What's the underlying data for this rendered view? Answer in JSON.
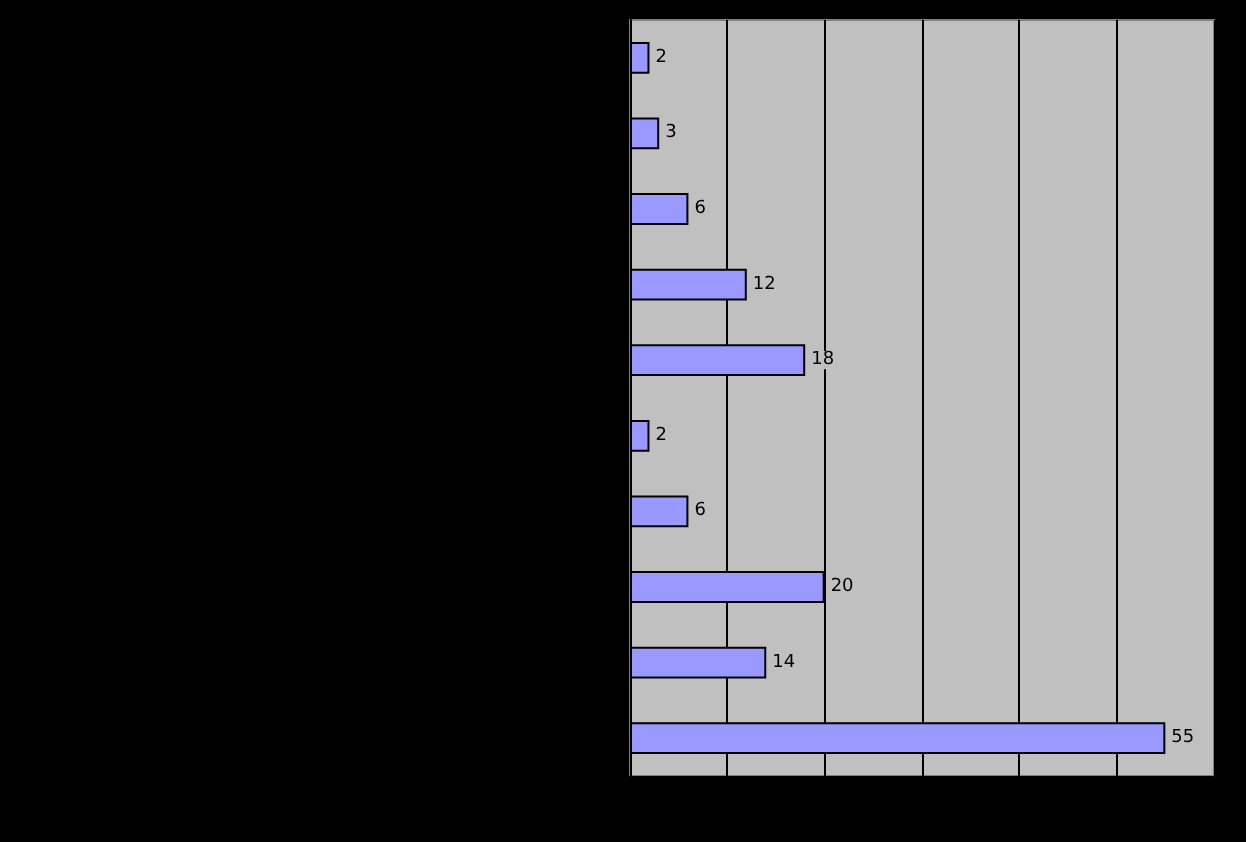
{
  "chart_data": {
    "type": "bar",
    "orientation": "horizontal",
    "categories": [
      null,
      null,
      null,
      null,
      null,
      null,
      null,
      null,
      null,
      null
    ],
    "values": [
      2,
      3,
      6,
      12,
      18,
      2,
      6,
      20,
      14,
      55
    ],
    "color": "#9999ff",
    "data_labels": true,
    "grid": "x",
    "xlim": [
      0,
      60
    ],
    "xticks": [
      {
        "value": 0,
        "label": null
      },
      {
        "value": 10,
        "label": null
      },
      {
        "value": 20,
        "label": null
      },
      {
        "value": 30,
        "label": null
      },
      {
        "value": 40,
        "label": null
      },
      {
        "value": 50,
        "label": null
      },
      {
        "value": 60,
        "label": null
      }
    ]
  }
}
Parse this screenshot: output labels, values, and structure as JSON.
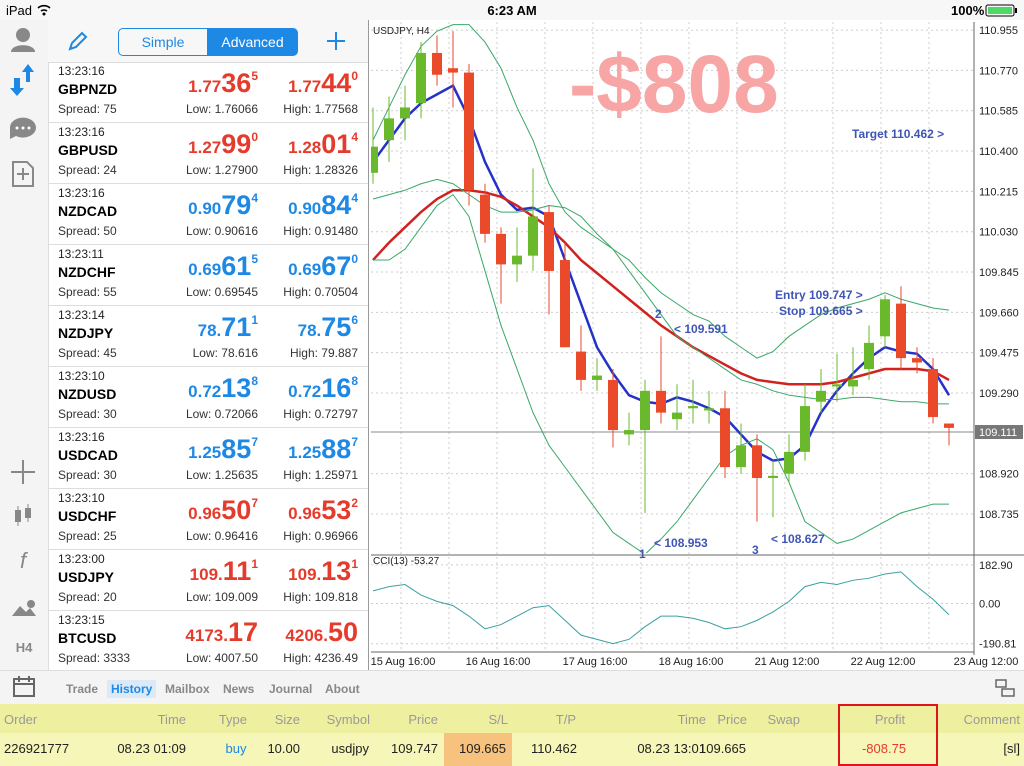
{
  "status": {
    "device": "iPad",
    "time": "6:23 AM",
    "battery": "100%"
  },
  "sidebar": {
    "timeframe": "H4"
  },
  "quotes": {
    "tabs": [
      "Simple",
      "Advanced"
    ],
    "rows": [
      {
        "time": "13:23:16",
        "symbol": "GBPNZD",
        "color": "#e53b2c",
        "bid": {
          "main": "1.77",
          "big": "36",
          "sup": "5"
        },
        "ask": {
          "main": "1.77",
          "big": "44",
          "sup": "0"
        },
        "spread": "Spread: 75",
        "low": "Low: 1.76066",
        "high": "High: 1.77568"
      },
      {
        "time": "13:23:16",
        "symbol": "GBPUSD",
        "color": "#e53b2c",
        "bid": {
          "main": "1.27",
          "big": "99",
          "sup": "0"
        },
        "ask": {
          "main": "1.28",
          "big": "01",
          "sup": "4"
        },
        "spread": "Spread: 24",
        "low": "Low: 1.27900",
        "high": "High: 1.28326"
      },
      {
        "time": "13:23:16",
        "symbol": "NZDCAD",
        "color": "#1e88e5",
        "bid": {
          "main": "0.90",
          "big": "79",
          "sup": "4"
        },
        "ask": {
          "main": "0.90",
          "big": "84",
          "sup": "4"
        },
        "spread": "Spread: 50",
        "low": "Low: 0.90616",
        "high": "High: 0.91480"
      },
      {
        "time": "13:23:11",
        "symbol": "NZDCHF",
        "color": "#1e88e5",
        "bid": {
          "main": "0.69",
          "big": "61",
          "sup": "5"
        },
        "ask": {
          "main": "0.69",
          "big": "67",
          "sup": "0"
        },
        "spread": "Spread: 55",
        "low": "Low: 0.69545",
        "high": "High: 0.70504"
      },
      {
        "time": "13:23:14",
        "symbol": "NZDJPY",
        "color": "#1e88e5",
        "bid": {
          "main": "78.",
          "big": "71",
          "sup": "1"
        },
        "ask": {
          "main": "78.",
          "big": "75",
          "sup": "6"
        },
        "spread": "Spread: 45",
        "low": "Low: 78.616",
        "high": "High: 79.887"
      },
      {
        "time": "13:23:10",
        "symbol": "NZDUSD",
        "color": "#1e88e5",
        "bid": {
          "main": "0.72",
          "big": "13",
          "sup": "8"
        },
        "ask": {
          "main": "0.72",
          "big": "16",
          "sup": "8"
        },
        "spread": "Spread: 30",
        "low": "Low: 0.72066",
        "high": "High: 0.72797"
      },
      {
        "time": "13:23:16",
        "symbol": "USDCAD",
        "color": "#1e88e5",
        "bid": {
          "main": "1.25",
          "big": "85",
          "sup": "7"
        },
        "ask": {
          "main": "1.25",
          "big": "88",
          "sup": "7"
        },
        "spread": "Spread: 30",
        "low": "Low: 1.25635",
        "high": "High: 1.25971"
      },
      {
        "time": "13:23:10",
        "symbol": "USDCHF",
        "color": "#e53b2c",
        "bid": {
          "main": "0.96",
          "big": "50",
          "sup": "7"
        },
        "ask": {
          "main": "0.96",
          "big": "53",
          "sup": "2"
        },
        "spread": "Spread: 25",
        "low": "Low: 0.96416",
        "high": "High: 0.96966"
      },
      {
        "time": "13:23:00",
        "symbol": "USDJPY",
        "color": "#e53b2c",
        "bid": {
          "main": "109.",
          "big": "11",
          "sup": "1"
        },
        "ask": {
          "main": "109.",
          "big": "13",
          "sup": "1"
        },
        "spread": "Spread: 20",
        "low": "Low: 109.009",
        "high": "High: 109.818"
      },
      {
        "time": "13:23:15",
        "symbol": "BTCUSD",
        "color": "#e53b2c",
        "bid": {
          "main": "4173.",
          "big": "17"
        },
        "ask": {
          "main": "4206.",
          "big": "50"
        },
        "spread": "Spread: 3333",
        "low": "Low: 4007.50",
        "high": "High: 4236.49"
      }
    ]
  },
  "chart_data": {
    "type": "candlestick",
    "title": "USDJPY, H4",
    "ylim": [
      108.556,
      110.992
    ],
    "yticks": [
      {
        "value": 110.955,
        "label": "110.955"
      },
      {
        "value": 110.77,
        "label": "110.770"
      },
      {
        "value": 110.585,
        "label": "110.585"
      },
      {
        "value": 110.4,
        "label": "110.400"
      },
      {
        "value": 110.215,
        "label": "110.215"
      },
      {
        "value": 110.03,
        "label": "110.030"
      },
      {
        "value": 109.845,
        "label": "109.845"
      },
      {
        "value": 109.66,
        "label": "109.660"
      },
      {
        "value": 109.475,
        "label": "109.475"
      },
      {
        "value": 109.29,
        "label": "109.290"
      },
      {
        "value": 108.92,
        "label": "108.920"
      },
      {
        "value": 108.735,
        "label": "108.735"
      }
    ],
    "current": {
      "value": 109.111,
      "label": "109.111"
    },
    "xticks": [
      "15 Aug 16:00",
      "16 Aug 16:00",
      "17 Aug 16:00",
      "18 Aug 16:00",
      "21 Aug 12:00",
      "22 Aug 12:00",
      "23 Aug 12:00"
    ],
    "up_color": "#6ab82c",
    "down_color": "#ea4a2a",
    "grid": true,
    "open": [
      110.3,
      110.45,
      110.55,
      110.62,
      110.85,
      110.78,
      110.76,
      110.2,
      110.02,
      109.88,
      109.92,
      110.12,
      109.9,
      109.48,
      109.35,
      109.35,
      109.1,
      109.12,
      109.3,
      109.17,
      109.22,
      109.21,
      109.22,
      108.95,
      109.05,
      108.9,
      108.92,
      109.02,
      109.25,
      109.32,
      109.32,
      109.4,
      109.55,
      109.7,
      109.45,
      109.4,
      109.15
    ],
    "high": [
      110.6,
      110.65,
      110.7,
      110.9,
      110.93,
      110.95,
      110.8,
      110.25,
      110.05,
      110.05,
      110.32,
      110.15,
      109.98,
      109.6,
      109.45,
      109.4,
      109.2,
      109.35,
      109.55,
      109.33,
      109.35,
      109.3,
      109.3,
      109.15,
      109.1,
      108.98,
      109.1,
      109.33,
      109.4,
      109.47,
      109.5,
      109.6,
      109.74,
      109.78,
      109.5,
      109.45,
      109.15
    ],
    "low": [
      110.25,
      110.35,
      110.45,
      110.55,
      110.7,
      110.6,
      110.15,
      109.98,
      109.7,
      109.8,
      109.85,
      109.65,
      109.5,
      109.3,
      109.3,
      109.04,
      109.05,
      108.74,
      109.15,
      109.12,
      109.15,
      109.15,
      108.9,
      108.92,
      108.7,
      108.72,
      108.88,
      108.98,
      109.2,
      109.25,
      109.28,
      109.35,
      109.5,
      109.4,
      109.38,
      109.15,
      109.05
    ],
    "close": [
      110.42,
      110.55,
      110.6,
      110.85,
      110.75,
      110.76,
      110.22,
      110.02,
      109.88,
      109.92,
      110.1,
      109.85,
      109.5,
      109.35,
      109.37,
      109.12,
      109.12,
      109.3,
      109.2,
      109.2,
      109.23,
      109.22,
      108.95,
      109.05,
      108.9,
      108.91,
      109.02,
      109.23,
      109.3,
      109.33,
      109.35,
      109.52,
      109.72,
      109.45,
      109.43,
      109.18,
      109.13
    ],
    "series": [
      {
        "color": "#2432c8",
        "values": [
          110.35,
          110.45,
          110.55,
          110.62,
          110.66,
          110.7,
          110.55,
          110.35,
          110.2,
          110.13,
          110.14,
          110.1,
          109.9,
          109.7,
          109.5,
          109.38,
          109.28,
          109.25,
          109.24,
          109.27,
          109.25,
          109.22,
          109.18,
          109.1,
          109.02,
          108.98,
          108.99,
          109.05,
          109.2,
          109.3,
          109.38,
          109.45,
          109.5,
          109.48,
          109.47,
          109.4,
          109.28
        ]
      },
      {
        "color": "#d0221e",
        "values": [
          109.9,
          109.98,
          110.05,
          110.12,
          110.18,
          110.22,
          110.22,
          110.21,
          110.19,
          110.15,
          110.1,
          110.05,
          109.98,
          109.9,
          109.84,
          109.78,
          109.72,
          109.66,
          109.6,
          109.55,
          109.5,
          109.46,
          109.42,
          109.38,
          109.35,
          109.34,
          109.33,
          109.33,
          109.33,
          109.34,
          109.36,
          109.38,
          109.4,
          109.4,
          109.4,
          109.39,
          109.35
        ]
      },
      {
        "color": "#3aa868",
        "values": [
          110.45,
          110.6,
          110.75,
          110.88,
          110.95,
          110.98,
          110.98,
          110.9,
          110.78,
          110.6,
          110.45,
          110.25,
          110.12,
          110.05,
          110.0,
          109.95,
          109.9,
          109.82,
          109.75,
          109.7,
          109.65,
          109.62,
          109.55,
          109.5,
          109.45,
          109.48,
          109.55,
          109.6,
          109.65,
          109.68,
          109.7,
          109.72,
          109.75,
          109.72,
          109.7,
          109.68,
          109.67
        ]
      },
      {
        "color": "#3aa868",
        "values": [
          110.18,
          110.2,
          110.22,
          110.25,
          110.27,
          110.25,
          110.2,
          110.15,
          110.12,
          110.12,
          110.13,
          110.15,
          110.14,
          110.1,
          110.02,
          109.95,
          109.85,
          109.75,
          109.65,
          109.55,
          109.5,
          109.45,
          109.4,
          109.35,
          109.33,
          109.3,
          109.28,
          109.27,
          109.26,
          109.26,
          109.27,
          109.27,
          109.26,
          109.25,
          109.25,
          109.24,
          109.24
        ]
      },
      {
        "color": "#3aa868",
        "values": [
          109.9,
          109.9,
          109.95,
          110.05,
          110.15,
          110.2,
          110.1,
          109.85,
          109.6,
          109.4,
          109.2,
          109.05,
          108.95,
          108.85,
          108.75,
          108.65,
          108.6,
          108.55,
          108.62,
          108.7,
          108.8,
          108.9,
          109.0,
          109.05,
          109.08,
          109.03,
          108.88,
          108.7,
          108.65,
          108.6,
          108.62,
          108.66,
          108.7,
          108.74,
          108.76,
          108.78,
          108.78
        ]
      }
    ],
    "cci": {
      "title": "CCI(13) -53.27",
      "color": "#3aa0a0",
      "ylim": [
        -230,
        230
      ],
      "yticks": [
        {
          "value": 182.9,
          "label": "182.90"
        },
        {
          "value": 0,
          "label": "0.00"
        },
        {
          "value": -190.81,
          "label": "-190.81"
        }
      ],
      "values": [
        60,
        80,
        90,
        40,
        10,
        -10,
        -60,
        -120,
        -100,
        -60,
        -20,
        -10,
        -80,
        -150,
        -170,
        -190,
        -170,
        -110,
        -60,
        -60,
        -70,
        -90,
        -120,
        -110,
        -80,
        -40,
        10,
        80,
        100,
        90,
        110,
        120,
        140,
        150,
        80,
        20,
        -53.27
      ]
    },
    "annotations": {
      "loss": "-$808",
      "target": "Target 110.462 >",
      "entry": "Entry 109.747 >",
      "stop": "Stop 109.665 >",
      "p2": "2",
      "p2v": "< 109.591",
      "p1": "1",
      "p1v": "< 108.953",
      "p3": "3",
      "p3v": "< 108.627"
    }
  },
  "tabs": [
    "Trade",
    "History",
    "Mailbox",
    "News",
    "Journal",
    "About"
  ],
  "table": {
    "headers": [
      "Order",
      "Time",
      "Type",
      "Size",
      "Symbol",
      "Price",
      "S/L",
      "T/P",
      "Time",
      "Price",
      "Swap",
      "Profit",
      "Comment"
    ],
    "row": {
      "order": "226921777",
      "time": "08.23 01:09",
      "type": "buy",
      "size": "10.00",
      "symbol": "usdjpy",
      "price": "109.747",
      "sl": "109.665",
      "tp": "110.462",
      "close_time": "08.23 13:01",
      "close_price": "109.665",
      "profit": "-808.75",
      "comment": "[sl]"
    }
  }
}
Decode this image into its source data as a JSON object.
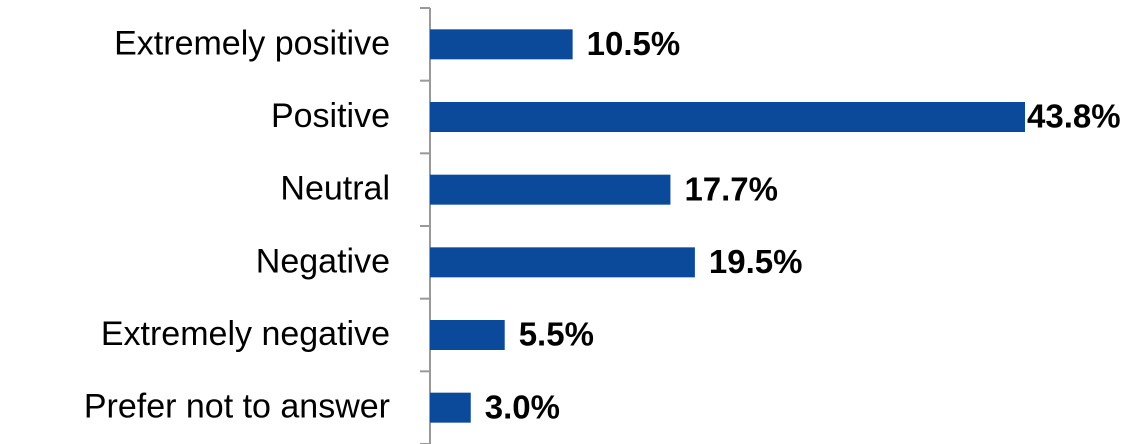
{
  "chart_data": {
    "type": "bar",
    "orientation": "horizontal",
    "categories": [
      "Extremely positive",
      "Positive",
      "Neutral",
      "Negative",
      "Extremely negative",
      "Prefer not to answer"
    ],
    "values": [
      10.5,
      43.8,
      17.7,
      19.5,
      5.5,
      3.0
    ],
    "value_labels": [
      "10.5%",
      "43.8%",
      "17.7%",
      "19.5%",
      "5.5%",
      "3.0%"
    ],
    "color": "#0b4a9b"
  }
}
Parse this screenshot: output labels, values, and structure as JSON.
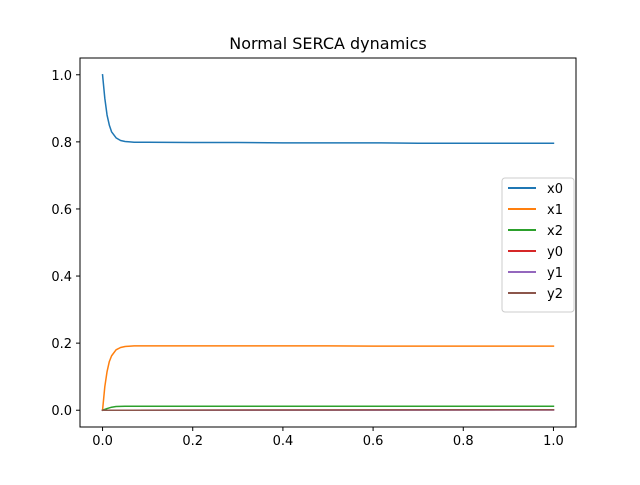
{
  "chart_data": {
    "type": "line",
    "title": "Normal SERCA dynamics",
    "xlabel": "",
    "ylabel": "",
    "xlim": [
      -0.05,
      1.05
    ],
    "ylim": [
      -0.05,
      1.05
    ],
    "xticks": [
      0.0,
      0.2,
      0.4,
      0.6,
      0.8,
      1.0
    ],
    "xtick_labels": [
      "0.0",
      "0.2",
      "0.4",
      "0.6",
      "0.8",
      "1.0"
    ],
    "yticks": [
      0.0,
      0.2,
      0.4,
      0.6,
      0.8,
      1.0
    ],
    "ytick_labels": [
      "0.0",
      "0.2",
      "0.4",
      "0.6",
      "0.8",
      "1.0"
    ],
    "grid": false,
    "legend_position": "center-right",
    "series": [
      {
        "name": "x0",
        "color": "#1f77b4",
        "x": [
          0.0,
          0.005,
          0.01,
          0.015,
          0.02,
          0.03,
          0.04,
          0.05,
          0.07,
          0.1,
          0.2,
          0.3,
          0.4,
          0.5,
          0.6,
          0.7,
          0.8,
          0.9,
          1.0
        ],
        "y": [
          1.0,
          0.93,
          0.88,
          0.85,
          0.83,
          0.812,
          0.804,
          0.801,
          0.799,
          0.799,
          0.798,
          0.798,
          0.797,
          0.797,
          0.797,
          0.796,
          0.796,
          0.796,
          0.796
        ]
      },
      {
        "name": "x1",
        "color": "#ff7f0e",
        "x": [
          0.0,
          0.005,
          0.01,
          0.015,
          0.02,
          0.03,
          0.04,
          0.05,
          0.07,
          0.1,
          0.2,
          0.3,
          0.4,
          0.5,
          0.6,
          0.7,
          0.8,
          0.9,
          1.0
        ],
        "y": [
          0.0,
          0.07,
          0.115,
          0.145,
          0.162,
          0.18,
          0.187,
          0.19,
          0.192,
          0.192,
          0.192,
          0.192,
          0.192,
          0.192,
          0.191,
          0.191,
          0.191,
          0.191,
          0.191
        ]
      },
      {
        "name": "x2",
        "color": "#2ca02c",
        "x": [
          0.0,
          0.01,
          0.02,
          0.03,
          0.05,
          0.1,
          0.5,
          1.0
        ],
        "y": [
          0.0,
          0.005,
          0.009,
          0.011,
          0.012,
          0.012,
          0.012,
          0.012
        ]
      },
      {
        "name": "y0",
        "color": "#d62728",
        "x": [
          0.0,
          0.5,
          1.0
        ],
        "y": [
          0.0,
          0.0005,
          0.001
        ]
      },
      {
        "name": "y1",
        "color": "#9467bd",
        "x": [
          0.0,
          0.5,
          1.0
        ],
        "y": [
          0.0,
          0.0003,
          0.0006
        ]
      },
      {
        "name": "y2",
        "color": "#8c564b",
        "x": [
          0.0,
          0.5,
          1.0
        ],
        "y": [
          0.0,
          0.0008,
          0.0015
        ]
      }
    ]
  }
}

= = =

**BRIEF:** Copy each line holding the word "Extremely" from the listing above.

**RESPONSE TO THIS EXERCISE:**
      "Extremely positive",
      "Extremely negative",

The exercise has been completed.